DIRECTIONS —
Determine how many lines of the entries contain "CIFRAS". Reply with that number alone.

(Items from a figure collection)
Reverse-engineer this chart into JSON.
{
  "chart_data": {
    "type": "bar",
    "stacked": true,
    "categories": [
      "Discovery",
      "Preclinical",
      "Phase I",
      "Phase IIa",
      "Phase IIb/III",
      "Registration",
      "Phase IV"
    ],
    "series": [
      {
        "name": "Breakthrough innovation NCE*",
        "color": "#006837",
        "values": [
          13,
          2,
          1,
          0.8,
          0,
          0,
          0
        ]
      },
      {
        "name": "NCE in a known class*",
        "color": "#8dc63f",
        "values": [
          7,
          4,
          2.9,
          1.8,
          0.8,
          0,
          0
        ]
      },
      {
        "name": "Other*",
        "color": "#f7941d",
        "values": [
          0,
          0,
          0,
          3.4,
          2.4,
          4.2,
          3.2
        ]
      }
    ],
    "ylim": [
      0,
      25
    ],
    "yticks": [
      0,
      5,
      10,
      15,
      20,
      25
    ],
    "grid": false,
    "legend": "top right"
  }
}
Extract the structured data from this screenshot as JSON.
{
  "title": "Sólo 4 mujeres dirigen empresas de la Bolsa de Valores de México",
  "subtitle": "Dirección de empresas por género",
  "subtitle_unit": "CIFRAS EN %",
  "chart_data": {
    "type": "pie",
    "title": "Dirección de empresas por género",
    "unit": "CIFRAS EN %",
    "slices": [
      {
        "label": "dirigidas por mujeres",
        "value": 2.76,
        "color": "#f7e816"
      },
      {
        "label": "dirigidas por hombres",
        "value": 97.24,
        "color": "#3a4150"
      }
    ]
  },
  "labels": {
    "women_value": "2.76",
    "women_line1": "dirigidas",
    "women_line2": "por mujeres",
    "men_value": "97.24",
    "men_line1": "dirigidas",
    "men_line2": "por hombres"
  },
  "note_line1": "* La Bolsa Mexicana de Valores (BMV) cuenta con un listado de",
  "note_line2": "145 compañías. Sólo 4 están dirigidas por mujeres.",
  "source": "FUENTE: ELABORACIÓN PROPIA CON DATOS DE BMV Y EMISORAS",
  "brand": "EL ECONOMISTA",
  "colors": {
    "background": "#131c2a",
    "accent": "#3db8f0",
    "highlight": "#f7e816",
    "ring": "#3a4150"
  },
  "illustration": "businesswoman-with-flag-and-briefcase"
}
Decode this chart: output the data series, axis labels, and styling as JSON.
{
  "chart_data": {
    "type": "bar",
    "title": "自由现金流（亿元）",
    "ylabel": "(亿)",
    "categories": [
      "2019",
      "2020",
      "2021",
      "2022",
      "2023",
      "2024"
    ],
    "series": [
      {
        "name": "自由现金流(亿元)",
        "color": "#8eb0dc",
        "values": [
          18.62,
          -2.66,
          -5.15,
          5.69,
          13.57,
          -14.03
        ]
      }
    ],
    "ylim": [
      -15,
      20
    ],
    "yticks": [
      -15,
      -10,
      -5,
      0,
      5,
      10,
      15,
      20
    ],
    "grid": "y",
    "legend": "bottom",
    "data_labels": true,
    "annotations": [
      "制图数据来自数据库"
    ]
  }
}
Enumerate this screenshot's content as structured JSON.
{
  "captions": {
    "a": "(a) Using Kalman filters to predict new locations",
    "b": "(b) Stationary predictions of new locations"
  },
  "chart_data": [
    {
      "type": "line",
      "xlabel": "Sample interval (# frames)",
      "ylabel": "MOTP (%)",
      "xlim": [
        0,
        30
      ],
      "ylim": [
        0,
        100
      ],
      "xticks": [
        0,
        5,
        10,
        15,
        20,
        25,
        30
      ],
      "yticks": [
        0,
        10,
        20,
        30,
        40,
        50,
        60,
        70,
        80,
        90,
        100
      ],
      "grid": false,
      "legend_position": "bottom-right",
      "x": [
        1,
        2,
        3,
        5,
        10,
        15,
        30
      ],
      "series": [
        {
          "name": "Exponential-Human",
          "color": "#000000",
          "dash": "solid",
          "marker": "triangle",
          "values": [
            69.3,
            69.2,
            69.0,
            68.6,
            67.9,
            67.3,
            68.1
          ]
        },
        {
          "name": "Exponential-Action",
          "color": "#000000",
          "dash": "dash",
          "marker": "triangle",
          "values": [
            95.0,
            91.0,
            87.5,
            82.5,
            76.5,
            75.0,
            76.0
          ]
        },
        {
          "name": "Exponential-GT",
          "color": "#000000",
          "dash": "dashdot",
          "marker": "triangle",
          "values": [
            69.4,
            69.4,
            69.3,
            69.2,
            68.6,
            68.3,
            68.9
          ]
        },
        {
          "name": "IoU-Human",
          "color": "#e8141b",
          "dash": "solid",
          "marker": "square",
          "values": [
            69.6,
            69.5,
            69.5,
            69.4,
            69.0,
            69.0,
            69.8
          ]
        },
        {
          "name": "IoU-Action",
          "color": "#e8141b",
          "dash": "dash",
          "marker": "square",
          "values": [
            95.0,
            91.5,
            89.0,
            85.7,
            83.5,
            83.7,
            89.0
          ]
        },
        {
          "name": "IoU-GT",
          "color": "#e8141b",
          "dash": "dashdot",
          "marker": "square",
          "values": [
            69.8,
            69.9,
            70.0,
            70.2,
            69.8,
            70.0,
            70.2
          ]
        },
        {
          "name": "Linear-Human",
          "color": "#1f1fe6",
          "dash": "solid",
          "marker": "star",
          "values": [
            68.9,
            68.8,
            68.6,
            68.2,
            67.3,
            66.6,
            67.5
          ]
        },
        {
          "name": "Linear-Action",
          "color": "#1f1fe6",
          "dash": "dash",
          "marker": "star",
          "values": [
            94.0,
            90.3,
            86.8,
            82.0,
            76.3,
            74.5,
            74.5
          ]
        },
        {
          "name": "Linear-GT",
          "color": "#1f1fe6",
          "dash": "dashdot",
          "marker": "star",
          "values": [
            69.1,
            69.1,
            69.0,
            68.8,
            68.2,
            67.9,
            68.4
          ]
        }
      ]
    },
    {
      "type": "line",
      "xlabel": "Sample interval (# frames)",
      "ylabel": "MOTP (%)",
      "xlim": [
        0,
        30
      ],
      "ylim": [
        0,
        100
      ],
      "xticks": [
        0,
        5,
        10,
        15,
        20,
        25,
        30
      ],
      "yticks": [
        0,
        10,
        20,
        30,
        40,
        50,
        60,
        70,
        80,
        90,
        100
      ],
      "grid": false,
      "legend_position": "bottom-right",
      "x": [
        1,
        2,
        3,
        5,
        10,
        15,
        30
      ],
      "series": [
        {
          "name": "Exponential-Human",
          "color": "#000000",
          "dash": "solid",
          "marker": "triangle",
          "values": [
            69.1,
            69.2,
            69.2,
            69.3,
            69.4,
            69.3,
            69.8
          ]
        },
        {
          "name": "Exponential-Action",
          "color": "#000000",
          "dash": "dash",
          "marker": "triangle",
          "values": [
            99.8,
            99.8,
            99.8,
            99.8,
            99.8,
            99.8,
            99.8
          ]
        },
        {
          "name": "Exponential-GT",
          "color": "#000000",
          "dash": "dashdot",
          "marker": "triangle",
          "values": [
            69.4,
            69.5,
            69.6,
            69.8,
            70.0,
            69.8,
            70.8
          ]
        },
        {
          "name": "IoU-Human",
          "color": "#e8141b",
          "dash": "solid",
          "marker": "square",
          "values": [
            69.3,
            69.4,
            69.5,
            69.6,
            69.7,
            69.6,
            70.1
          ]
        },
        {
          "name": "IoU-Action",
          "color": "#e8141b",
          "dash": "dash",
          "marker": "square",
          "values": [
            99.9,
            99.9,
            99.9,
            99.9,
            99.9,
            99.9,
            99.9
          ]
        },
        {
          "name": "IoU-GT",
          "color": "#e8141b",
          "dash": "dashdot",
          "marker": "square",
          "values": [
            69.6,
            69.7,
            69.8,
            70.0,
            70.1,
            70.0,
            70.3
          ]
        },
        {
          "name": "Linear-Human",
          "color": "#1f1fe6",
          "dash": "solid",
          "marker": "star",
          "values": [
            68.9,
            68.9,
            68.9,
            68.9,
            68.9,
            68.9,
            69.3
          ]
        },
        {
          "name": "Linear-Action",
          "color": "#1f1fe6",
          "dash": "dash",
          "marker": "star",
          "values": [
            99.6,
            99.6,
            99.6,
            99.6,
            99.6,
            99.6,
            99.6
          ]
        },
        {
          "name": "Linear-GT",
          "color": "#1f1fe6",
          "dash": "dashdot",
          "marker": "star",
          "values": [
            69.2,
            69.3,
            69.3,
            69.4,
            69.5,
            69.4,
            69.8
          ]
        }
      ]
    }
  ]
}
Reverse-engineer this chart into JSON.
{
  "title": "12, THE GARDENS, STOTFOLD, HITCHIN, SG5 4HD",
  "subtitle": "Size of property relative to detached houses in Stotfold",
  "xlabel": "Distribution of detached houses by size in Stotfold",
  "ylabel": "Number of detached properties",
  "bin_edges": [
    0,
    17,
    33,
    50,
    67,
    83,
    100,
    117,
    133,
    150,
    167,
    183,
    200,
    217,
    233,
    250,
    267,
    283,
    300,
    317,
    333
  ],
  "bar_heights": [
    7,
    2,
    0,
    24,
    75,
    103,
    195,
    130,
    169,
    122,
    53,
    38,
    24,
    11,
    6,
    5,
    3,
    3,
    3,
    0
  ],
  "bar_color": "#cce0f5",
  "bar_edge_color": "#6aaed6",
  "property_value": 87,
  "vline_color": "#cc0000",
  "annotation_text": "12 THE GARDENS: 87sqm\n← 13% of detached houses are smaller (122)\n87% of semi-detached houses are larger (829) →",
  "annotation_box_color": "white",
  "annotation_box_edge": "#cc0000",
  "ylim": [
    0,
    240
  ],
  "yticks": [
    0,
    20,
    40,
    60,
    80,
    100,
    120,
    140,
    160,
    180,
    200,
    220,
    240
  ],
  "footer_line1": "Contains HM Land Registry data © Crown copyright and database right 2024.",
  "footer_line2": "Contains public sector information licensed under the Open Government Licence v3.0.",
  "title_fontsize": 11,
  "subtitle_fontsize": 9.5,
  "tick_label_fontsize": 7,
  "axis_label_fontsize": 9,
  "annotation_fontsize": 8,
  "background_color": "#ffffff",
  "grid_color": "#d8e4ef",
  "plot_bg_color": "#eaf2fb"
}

EXERCISE RESPONSE —
2